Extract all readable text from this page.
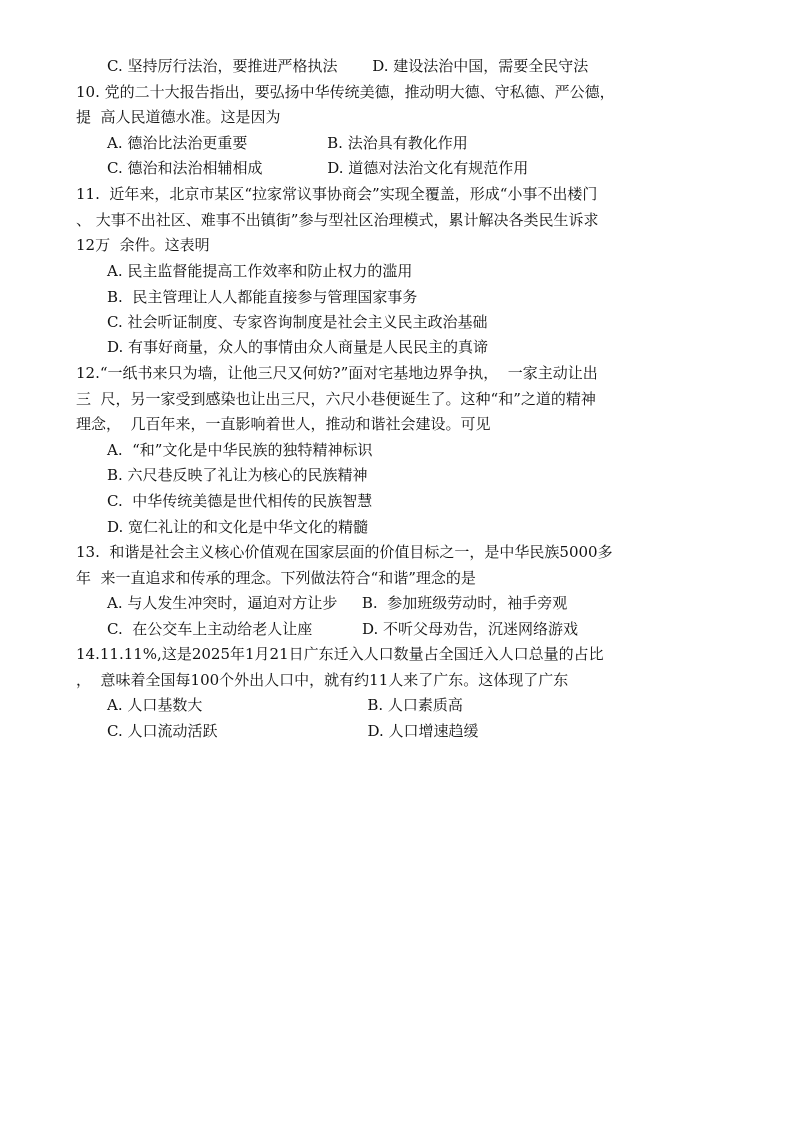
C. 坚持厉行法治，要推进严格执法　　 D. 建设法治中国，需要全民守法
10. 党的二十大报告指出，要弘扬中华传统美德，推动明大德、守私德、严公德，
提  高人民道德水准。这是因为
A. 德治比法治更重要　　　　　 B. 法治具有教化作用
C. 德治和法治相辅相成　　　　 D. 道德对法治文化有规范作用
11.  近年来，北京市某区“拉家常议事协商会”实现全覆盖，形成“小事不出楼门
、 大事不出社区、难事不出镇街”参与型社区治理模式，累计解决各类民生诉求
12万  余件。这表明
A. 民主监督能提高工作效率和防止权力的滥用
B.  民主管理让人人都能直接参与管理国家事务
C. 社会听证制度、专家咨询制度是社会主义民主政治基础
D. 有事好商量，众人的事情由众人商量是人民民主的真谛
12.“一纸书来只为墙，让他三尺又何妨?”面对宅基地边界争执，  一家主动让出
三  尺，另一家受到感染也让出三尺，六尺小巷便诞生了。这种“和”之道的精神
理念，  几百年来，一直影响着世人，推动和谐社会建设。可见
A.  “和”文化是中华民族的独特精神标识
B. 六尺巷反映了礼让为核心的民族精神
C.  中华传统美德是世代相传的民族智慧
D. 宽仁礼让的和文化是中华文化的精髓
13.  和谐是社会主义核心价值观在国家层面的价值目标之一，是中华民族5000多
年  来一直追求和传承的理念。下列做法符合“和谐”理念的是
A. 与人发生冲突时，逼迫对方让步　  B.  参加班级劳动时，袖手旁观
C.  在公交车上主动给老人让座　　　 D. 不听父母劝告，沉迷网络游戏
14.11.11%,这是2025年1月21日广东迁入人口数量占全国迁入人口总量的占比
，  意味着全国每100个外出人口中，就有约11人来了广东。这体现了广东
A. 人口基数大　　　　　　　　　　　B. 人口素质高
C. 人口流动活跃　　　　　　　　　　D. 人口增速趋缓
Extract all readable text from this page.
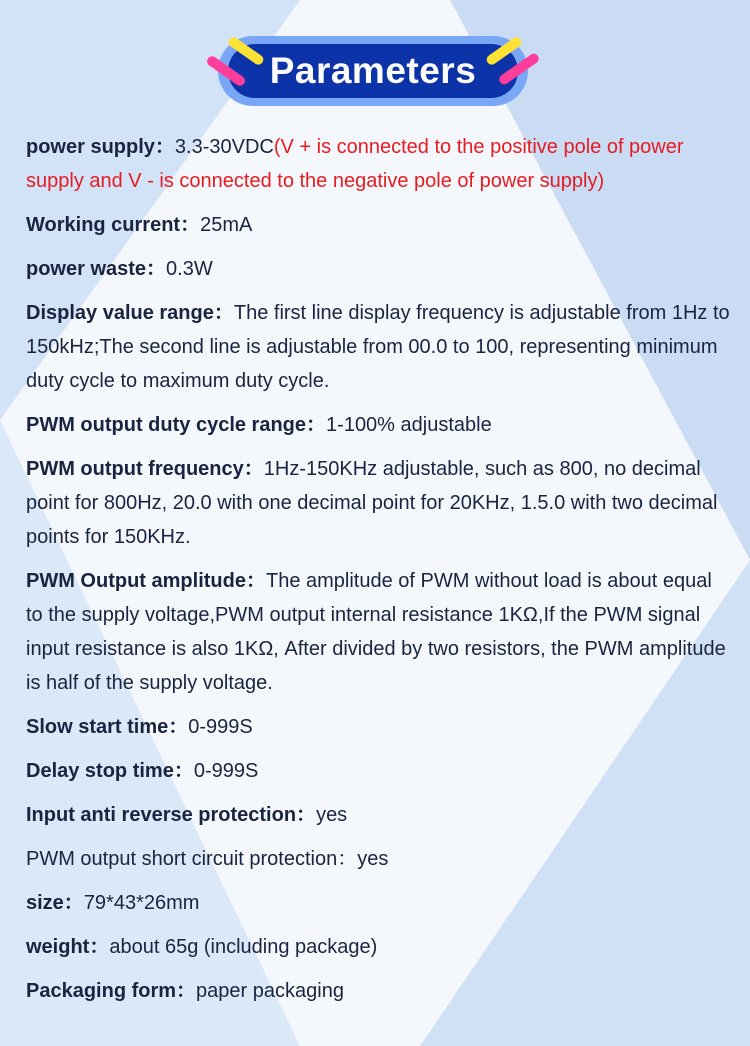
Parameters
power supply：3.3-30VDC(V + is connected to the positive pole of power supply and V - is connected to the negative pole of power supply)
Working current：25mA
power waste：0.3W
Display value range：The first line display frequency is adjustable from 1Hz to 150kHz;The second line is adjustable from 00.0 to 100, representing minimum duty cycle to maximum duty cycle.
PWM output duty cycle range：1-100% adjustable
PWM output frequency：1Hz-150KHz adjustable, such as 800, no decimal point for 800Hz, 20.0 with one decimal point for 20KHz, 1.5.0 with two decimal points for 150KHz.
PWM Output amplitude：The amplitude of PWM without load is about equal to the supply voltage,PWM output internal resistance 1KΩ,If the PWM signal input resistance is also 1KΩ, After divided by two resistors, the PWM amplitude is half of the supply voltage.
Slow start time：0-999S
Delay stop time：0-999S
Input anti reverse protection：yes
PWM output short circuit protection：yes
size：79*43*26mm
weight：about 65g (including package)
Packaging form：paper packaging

◆ ◆ ◆ ◆

Objective: Reproduce every line exactly and omit all pictures.

The completed task:
Extract all readable text from this page.
C. 坚持厉行法治，要推进严格执法　　 D. 建设法治中国，需要全民守法
10. 党的二十大报告指出，要弘扬中华传统美德，推动明大德、守私德、严公德，
提  高人民道德水准。这是因为
A. 德治比法治更重要　　　　　 B. 法治具有教化作用
C. 德治和法治相辅相成　　　　 D. 道德对法治文化有规范作用
11.  近年来，北京市某区“拉家常议事协商会”实现全覆盖，形成“小事不出楼门
、 大事不出社区、难事不出镇街”参与型社区治理模式，累计解决各类民生诉求
12万  余件。这表明
A. 民主监督能提高工作效率和防止权力的滥用
B.  民主管理让人人都能直接参与管理国家事务
C. 社会听证制度、专家咨询制度是社会主义民主政治基础
D. 有事好商量，众人的事情由众人商量是人民民主的真谛
12.“一纸书来只为墙，让他三尺又何妨?”面对宅基地边界争执，  一家主动让出
三  尺，另一家受到感染也让出三尺，六尺小巷便诞生了。这种“和”之道的精神
理念，  几百年来，一直影响着世人，推动和谐社会建设。可见
A.  “和”文化是中华民族的独特精神标识
B. 六尺巷反映了礼让为核心的民族精神
C.  中华传统美德是世代相传的民族智慧
D. 宽仁礼让的和文化是中华文化的精髓
13.  和谐是社会主义核心价值观在国家层面的价值目标之一，是中华民族5000多
年  来一直追求和传承的理念。下列做法符合“和谐”理念的是
A. 与人发生冲突时，逼迫对方让步　  B.  参加班级劳动时，袖手旁观
C.  在公交车上主动给老人让座　　　 D. 不听父母劝告，沉迷网络游戏
14.11.11%,这是2025年1月21日广东迁入人口数量占全国迁入人口总量的占比
，  意味着全国每100个外出人口中，就有约11人来了广东。这体现了广东
A. 人口基数大　　　　　　　　　　　B. 人口素质高
C. 人口流动活跃　　　　　　　　　　D. 人口增速趋缓
Extract all readable text from this page.
Parameters
power supply：3.3-30VDC(V + is connected to the positive pole of power supply and V - is connected to the negative pole of power supply)
Working current：25mA
power waste：0.3W
Display value range：The first line display frequency is adjustable from 1Hz to 150kHz;The second line is adjustable from 00.0 to 100, representing minimum duty cycle to maximum duty cycle.
PWM output duty cycle range：1-100% adjustable
PWM output frequency：1Hz-150KHz adjustable, such as 800, no decimal point for 800Hz, 20.0 with one decimal point for 20KHz, 1.5.0 with two decimal points for 150KHz.
PWM Output amplitude：The amplitude of PWM without load is about equal to the supply voltage,PWM output internal resistance 1KΩ,If the PWM signal input resistance is also 1KΩ, After divided by two resistors, the PWM amplitude is half of the supply voltage.
Slow start time：0-999S
Delay stop time：0-999S
Input anti reverse protection：yes
PWM output short circuit protection：yes
size：79*43*26mm
weight：about 65g (including package)
Packaging form：paper packaging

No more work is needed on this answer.